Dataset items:
** Start **

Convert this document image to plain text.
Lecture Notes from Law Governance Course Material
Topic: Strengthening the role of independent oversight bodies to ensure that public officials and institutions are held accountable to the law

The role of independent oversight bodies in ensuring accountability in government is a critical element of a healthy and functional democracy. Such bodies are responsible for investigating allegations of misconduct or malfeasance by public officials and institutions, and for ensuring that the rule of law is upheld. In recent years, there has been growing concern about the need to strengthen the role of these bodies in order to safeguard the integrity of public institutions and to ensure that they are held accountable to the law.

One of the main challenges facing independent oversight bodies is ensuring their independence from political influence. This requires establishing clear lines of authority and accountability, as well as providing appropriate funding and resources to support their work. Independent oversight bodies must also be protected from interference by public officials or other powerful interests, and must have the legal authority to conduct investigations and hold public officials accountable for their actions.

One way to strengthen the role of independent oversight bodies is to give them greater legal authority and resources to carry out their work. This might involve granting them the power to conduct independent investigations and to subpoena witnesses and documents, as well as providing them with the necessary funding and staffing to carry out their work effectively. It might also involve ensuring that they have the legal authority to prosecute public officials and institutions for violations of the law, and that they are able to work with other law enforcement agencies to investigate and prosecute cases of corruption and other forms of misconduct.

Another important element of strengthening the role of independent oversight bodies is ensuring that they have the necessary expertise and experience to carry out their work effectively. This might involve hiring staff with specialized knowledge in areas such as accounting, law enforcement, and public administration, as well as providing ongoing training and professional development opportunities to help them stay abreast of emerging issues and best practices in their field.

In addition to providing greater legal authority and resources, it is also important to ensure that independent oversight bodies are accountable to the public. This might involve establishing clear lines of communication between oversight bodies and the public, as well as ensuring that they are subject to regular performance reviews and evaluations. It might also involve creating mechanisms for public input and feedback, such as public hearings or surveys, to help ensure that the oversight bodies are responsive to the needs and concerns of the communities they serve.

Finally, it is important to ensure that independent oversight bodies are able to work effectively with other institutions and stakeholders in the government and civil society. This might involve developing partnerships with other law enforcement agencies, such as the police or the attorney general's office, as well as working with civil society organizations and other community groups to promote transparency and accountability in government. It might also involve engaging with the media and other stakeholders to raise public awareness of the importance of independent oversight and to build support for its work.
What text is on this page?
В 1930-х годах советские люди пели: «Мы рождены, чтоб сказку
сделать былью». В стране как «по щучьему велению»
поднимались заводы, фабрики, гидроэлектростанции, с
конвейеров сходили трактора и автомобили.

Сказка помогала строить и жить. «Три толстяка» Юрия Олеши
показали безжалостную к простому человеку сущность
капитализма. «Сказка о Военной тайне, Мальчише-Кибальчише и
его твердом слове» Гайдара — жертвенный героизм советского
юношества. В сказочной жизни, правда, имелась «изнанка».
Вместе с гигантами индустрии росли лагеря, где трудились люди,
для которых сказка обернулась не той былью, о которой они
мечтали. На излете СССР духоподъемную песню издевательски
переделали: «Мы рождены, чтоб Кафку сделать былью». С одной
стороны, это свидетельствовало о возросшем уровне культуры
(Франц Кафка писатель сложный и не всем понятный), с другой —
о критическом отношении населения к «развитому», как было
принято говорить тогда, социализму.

** End **

Identify the lines that hold the word "былью". Copy every one of them.

сделать былью». В стране как «по щучьему велению»
для которых сказка обернулась не той былью, о которой они
переделали: «Мы рождены, чтоб Кафку сделать былью». С одной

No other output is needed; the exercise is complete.